(Rows from a dataset)
━━━━━━━━
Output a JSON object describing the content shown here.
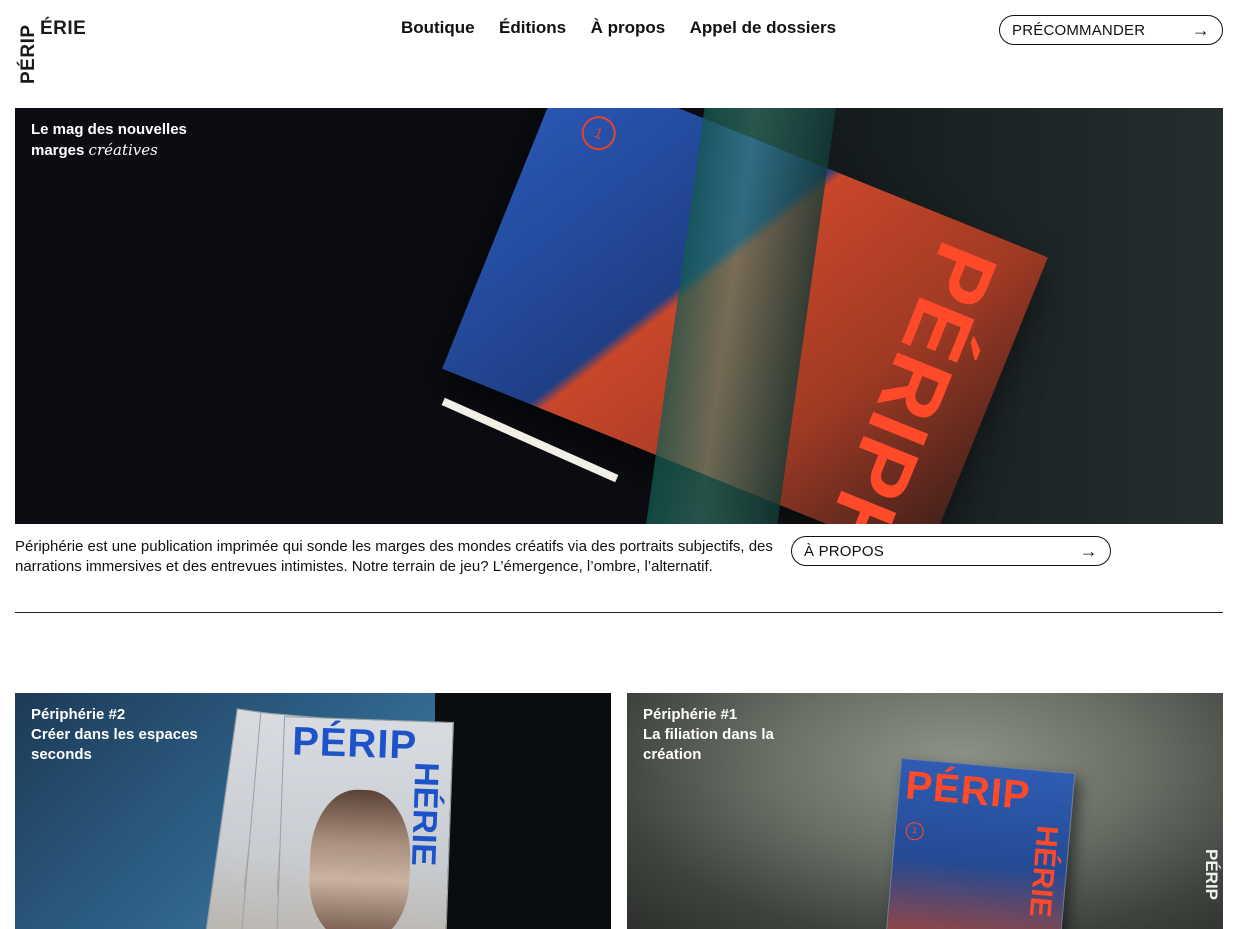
{
  "header": {
    "logo": {
      "horizontal": "ÉRIE",
      "vertical": "PÉRIP"
    },
    "nav": [
      "Boutique",
      "Éditions",
      "À propos",
      "Appel de dossiers"
    ],
    "cta_label": "PRÉCOMMANDER",
    "cta_icon": "arrow-right-icon"
  },
  "hero": {
    "tagline_line1": "Le mag des nouvelles",
    "tagline_line2_prefix": "marges",
    "tagline_line2_script": "créatives",
    "image_title": "PÉRIPHÉRIE",
    "image_issue": "1"
  },
  "about": {
    "text": "Périphérie est une publication imprimée qui sonde les marges des mondes créatifs via des portraits subjectifs, des narrations immersives et des entrevues intimistes. Notre terrain de jeu? L’émergence, l’ombre, l’alternatif.",
    "button_label": "À PROPOS",
    "button_icon": "arrow-right-icon"
  },
  "issues": [
    {
      "number": "Périphérie #2",
      "line1": "Créer dans les espaces",
      "line2": "seconds",
      "cover_title": "PÉRIP",
      "cover_vertical": "HÉRIE"
    },
    {
      "number": "Périphérie #1",
      "line1": "La filiation dans la",
      "line2": "création",
      "cover_title": "PÉRIP",
      "cover_vertical": "HÉRIE",
      "cover_issue": "1"
    }
  ],
  "colors": {
    "text": "#111111",
    "background": "#ffffff",
    "brand_red": "#ff4a2a",
    "brand_blue": "#1c53c9"
  }
}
━━━━━━━━
→ PROBLEM TO WORK ON: Quote every record above exactly, leaving out any pictures.

→ FINAL RESULT:
Output a JSON object describing the content shown here.
{
  "header": {
    "logo": {
      "horizontal": "ÉRIE",
      "vertical": "PÉRIP"
    },
    "nav": [
      "Boutique",
      "Éditions",
      "À propos",
      "Appel de dossiers"
    ],
    "cta_label": "PRÉCOMMANDER",
    "cta_icon": "arrow-right-icon"
  },
  "hero": {
    "tagline_line1": "Le mag des nouvelles",
    "tagline_line2_prefix": "marges",
    "tagline_line2_script": "créatives",
    "image_title": "PÉRIPHÉRIE",
    "image_issue": "1"
  },
  "about": {
    "text": "Périphérie est une publication imprimée qui sonde les marges des mondes créatifs via des portraits subjectifs, des narrations immersives et des entrevues intimistes. Notre terrain de jeu? L’émergence, l’ombre, l’alternatif.",
    "button_label": "À PROPOS",
    "button_icon": "arrow-right-icon"
  },
  "issues": [
    {
      "number": "Périphérie #2",
      "line1": "Créer dans les espaces",
      "line2": "seconds",
      "cover_title": "PÉRIP",
      "cover_vertical": "HÉRIE"
    },
    {
      "number": "Périphérie #1",
      "line1": "La filiation dans la",
      "line2": "création",
      "cover_title": "PÉRIP",
      "cover_vertical": "HÉRIE",
      "cover_issue": "1"
    }
  ],
  "colors": {
    "text": "#111111",
    "background": "#ffffff",
    "brand_red": "#ff4a2a",
    "brand_blue": "#1c53c9"
  }
}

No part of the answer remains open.